■ GOAL OF THE EXERCISE ■
Every record must be written out once more, with nothing added or omitted.

(Dataset excerpts)
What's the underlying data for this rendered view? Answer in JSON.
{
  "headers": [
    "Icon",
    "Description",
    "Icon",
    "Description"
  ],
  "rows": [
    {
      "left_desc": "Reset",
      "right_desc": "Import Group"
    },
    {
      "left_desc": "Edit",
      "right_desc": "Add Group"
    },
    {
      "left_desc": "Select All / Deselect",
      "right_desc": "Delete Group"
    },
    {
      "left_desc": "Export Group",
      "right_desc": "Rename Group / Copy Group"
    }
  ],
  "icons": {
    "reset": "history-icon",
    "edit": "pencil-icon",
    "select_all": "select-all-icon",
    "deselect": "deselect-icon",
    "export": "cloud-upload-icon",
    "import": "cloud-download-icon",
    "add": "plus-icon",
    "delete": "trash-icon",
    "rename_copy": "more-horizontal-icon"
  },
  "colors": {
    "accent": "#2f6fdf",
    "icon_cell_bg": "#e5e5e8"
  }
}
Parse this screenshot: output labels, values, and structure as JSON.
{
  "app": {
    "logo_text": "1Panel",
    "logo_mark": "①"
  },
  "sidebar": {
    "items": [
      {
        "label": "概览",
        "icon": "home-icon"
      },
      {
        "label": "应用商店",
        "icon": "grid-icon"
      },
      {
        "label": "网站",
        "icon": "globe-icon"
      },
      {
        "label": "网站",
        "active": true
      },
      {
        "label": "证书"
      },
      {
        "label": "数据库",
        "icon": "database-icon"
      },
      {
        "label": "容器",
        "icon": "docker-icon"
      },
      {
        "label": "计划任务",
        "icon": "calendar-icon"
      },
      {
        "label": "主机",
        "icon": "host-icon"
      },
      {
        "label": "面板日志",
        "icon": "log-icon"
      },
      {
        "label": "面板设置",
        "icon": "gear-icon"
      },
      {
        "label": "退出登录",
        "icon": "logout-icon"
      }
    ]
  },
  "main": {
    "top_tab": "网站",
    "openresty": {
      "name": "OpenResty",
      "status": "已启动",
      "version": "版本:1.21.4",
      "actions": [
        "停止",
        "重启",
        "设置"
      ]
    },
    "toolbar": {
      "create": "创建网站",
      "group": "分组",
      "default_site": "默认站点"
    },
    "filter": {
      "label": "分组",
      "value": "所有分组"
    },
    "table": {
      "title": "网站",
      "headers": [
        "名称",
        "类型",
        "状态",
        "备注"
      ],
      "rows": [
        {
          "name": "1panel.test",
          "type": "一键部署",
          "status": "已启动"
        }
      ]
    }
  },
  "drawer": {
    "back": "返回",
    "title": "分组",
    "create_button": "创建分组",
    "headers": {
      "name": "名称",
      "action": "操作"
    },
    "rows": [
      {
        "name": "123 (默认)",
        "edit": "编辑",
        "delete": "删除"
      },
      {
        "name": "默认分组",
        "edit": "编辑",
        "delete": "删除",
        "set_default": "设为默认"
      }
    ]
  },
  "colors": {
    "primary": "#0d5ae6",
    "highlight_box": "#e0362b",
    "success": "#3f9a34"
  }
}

■ TASK OUTPUT ■
What's the underlying data for this rendered view? Answer in JSON.
{
  "headers": [
    "Icon",
    "Description",
    "Icon",
    "Description"
  ],
  "rows": [
    {
      "left_desc": "Reset",
      "right_desc": "Import Group"
    },
    {
      "left_desc": "Edit",
      "right_desc": "Add Group"
    },
    {
      "left_desc": "Select All / Deselect",
      "right_desc": "Delete Group"
    },
    {
      "left_desc": "Export Group",
      "right_desc": "Rename Group / Copy Group"
    }
  ],
  "icons": {
    "reset": "history-icon",
    "edit": "pencil-icon",
    "select_all": "select-all-icon",
    "deselect": "deselect-icon",
    "export": "cloud-upload-icon",
    "import": "cloud-download-icon",
    "add": "plus-icon",
    "delete": "trash-icon",
    "rename_copy": "more-horizontal-icon"
  },
  "colors": {
    "accent": "#2f6fdf",
    "icon_cell_bg": "#e5e5e8"
  }
}
Parse this screenshot: output labels, values, and structure as JSON.
{
  "app": {
    "logo_text": "1Panel",
    "logo_mark": "①"
  },
  "sidebar": {
    "items": [
      {
        "label": "概览",
        "icon": "home-icon"
      },
      {
        "label": "应用商店",
        "icon": "grid-icon"
      },
      {
        "label": "网站",
        "icon": "globe-icon"
      },
      {
        "label": "网站",
        "active": true
      },
      {
        "label": "证书"
      },
      {
        "label": "数据库",
        "icon": "database-icon"
      },
      {
        "label": "容器",
        "icon": "docker-icon"
      },
      {
        "label": "计划任务",
        "icon": "calendar-icon"
      },
      {
        "label": "主机",
        "icon": "host-icon"
      },
      {
        "label": "面板日志",
        "icon": "log-icon"
      },
      {
        "label": "面板设置",
        "icon": "gear-icon"
      },
      {
        "label": "退出登录",
        "icon": "logout-icon"
      }
    ]
  },
  "main": {
    "top_tab": "网站",
    "openresty": {
      "name": "OpenResty",
      "status": "已启动",
      "version": "版本:1.21.4",
      "actions": [
        "停止",
        "重启",
        "设置"
      ]
    },
    "toolbar": {
      "create": "创建网站",
      "group": "分组",
      "default_site": "默认站点"
    },
    "filter": {
      "label": "分组",
      "value": "所有分组"
    },
    "table": {
      "title": "网站",
      "headers": [
        "名称",
        "类型",
        "状态",
        "备注"
      ],
      "rows": [
        {
          "name": "1panel.test",
          "type": "一键部署",
          "status": "已启动"
        }
      ]
    }
  },
  "drawer": {
    "back": "返回",
    "title": "分组",
    "create_button": "创建分组",
    "headers": {
      "name": "名称",
      "action": "操作"
    },
    "rows": [
      {
        "name": "123 (默认)",
        "edit": "编辑",
        "delete": "删除"
      },
      {
        "name": "默认分组",
        "edit": "编辑",
        "delete": "删除",
        "set_default": "设为默认"
      }
    ]
  },
  "colors": {
    "primary": "#0d5ae6",
    "highlight_box": "#e0362b",
    "success": "#3f9a34"
  }
}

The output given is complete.